→ **SET TASK**
Can you return, word for word, the lines from the start of the records through the line containing "outlook-icon[interactable] [1179,1030,1219,1070]"?

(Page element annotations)
□ □ □ □ □
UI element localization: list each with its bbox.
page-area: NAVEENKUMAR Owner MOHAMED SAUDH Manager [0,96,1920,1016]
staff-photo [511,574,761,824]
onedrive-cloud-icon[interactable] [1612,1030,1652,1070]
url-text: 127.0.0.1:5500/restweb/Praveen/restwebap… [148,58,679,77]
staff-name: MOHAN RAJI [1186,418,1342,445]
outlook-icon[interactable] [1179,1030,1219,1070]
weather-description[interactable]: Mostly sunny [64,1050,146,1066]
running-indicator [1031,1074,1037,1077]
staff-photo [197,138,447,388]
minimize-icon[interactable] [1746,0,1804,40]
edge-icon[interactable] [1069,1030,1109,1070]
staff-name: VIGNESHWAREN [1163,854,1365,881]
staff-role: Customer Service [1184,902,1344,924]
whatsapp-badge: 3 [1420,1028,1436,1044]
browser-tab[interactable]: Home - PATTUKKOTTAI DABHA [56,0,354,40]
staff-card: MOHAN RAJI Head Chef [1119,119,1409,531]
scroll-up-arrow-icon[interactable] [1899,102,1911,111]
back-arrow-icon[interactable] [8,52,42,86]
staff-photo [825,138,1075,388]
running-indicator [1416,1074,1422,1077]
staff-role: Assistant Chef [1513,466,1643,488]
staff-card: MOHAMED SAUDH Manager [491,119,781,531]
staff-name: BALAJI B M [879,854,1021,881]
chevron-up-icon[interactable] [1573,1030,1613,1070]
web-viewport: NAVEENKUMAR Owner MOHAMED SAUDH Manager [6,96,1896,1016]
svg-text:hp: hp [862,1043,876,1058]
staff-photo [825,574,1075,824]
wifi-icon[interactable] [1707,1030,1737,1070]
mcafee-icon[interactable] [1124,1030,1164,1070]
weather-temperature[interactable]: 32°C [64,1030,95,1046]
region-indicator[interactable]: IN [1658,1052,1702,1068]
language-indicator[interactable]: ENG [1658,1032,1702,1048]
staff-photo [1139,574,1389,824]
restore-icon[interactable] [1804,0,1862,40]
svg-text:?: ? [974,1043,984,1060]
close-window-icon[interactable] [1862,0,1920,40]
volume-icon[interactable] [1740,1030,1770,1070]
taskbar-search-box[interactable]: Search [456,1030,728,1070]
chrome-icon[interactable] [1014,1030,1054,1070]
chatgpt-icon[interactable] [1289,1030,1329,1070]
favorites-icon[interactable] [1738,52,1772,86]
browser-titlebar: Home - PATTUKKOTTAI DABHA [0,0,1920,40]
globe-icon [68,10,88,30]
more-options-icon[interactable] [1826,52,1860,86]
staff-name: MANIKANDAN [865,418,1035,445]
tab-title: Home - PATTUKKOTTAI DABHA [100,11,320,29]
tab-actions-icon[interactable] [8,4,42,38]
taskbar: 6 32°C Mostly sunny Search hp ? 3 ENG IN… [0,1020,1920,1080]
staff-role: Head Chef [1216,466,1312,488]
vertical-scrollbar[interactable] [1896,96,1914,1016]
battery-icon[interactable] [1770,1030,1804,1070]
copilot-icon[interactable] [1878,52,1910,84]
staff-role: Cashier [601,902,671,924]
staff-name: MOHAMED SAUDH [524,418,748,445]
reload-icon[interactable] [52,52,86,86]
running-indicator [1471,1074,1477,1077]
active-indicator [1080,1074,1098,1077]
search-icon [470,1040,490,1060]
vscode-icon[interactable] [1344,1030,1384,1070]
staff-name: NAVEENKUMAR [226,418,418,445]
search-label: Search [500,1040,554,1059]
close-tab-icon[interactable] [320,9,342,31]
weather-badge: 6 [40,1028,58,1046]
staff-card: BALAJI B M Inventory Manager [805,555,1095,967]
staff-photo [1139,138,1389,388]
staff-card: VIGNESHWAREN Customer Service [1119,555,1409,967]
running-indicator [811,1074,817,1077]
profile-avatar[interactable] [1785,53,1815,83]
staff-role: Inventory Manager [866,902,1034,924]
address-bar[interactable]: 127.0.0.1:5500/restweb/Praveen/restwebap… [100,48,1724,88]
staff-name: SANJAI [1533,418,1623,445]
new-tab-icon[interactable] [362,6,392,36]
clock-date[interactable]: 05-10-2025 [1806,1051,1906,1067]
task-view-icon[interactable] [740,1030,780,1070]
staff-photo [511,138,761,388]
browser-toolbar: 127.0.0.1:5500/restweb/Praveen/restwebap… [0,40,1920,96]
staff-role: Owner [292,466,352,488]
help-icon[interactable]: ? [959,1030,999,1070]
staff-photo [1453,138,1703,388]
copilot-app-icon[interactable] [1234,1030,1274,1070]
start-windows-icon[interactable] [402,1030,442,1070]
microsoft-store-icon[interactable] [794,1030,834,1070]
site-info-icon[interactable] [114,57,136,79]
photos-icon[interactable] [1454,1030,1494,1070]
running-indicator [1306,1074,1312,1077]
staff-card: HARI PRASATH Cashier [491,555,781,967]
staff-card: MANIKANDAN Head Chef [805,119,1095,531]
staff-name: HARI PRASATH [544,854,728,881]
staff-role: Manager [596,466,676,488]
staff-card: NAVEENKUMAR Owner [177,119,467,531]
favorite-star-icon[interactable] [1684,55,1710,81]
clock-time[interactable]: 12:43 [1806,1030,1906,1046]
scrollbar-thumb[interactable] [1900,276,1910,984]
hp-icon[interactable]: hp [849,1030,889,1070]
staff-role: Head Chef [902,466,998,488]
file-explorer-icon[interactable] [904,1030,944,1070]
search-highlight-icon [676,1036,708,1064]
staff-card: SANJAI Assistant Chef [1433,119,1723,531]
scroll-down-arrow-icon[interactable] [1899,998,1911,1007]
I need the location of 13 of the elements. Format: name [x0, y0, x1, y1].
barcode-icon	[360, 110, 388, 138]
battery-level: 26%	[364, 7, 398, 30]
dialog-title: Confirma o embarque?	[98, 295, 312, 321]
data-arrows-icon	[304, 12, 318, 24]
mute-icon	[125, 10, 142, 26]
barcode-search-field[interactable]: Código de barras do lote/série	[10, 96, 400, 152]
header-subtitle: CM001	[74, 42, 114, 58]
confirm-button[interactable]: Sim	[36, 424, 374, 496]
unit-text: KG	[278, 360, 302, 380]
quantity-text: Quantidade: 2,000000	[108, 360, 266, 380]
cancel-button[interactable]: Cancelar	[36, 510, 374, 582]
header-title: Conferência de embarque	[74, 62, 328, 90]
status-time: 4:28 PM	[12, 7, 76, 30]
□ □ □ □ □
→ **TASK OUTPUT**
UI element localization: list each with its bbox.
page-area: NAVEENKUMAR Owner MOHAMED SAUDH Manager [0,96,1920,1016]
staff-photo [511,574,761,824]
onedrive-cloud-icon[interactable] [1612,1030,1652,1070]
url-text: 127.0.0.1:5500/restweb/Praveen/restwebap… [148,58,679,77]
staff-name: MOHAN RAJI [1186,418,1342,445]
outlook-icon[interactable] [1179,1030,1219,1070]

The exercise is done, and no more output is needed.